##### MATERIALS PROVIDED #####

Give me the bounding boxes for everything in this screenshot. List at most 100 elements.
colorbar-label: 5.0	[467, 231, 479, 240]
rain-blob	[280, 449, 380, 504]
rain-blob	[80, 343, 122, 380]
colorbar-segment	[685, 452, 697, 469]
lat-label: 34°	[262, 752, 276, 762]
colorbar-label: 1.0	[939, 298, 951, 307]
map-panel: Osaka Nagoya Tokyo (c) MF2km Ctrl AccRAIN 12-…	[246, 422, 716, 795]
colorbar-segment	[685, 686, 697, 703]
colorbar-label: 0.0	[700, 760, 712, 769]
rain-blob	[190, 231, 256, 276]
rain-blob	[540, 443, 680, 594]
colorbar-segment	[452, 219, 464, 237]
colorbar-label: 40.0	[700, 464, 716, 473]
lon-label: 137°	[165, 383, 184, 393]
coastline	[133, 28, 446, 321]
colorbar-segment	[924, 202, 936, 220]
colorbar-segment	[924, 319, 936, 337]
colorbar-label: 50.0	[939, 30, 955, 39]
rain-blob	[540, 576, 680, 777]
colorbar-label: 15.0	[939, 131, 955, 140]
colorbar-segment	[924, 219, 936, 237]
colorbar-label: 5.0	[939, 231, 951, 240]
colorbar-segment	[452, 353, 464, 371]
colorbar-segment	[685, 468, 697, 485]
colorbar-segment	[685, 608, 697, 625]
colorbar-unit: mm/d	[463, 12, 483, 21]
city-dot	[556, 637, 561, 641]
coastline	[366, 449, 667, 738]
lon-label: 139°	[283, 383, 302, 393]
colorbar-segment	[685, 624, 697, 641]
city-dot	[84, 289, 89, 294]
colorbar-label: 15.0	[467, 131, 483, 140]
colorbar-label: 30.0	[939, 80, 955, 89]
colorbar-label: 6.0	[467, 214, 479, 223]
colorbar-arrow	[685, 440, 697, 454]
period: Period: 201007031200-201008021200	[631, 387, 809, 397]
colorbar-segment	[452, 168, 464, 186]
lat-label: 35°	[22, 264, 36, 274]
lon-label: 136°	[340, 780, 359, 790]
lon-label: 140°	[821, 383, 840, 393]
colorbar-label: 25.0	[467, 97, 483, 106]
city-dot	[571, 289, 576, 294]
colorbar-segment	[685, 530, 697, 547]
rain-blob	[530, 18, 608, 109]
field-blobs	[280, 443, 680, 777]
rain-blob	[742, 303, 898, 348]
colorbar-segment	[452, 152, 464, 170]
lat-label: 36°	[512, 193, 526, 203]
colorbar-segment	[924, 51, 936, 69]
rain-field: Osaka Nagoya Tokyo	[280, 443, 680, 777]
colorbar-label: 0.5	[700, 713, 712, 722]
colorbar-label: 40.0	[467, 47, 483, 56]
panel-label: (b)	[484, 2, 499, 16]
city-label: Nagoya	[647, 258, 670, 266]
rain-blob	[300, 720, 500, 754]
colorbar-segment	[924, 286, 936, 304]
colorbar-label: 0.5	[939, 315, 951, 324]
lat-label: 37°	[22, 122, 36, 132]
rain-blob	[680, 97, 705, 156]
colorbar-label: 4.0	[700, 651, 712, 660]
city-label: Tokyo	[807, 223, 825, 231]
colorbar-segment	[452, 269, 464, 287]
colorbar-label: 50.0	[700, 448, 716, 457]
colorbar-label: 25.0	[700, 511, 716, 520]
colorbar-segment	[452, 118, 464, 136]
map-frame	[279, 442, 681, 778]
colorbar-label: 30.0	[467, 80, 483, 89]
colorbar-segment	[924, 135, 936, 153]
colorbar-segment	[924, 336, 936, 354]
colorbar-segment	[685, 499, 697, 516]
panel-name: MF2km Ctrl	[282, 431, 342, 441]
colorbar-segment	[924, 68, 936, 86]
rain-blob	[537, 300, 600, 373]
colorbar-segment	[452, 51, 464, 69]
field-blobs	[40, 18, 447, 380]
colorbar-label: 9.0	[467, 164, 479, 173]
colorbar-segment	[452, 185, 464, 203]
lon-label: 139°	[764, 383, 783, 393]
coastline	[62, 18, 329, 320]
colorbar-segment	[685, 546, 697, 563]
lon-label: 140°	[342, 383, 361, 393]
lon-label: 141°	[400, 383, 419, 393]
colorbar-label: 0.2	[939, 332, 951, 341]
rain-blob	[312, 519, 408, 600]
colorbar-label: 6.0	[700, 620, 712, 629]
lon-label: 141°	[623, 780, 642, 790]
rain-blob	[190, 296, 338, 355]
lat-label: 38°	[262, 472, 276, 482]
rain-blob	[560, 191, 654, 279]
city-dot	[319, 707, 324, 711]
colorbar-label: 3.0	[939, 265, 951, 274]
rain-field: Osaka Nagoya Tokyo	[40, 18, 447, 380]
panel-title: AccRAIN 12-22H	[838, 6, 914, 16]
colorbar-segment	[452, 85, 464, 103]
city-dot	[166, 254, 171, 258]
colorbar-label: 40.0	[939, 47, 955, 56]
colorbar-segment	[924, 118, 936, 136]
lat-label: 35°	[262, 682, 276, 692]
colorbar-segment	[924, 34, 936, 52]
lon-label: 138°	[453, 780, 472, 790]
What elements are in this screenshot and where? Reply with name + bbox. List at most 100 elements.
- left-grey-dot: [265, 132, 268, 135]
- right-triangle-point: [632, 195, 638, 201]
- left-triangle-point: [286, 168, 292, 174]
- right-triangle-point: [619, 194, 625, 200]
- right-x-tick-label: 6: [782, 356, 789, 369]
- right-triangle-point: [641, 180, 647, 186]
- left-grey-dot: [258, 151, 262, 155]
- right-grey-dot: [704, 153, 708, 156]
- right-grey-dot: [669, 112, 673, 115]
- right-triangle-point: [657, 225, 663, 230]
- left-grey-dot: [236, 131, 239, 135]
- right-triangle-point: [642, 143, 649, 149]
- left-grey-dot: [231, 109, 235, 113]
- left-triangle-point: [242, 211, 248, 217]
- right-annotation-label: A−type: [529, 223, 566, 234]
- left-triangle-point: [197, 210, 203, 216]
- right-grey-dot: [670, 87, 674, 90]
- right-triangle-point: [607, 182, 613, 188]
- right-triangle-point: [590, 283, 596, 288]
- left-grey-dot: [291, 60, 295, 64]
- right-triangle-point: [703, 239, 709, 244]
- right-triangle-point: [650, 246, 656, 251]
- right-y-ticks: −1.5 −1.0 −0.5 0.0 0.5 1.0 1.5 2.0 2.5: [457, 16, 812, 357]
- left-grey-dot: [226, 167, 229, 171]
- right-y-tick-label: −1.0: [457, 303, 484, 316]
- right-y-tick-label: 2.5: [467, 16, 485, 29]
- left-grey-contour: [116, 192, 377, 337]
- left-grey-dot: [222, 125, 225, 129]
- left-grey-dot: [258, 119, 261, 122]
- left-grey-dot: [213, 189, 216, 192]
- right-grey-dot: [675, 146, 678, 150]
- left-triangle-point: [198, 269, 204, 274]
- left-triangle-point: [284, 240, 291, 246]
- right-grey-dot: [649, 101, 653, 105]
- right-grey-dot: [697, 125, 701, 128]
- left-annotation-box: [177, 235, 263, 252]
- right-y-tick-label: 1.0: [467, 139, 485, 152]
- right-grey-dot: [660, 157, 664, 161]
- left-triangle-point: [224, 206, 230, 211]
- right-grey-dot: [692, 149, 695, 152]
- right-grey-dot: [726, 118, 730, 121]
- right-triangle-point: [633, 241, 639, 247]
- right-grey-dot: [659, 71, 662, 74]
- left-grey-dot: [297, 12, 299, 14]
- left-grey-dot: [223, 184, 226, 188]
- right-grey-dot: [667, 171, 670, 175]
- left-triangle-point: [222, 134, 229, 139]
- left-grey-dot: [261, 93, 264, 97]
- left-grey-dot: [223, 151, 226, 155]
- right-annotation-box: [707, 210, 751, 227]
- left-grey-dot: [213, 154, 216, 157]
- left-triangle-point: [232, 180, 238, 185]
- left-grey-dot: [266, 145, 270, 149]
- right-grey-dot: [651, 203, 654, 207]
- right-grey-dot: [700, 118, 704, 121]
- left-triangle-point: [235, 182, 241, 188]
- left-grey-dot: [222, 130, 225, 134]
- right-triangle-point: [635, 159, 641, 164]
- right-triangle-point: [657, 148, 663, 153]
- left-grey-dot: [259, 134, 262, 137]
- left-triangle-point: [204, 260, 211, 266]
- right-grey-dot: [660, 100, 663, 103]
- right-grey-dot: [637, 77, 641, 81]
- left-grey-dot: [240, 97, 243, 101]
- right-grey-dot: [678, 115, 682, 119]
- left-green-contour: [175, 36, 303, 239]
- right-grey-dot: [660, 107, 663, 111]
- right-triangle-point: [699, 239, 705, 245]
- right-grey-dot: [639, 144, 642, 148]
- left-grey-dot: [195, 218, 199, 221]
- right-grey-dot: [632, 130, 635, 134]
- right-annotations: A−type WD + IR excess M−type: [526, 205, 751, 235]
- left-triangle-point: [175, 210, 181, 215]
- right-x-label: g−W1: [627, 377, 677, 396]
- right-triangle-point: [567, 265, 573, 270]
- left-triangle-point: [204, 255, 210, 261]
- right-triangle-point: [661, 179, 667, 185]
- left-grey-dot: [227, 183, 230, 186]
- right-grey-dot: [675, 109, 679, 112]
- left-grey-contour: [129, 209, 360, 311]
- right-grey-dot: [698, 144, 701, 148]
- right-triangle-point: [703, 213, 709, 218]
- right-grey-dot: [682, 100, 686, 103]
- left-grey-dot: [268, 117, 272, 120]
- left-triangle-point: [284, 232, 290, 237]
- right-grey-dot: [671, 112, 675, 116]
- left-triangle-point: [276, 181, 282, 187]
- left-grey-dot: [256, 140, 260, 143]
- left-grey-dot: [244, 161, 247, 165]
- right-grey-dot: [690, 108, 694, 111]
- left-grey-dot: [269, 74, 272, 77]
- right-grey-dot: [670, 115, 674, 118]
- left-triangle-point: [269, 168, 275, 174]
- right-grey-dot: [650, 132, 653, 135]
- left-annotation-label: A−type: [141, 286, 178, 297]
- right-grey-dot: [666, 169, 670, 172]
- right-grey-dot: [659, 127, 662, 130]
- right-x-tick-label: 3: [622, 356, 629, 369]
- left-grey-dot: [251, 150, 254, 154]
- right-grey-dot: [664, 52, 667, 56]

#####

DIRECTIVE: Copy the entries word for word, from the very first line through the line that contains "319, 936, 337]", including both of those lines.

SOLUTION FOR THIS TASK:
Give me the bounding boxes for everything in this screenshot. List at most 100 elements.
colorbar-label: 5.0	[467, 231, 479, 240]
rain-blob	[280, 449, 380, 504]
rain-blob	[80, 343, 122, 380]
colorbar-segment	[685, 452, 697, 469]
lat-label: 34°	[262, 752, 276, 762]
colorbar-label: 1.0	[939, 298, 951, 307]
map-panel: Osaka Nagoya Tokyo (c) MF2km Ctrl AccRAIN 12-…	[246, 422, 716, 795]
colorbar-segment	[685, 686, 697, 703]
colorbar-label: 0.0	[700, 760, 712, 769]
rain-blob	[190, 231, 256, 276]
rain-blob	[540, 443, 680, 594]
colorbar-segment	[452, 219, 464, 237]
colorbar-label: 40.0	[700, 464, 716, 473]
lon-label: 137°	[165, 383, 184, 393]
coastline	[133, 28, 446, 321]
colorbar-segment	[924, 202, 936, 220]
colorbar-segment	[924, 319, 936, 337]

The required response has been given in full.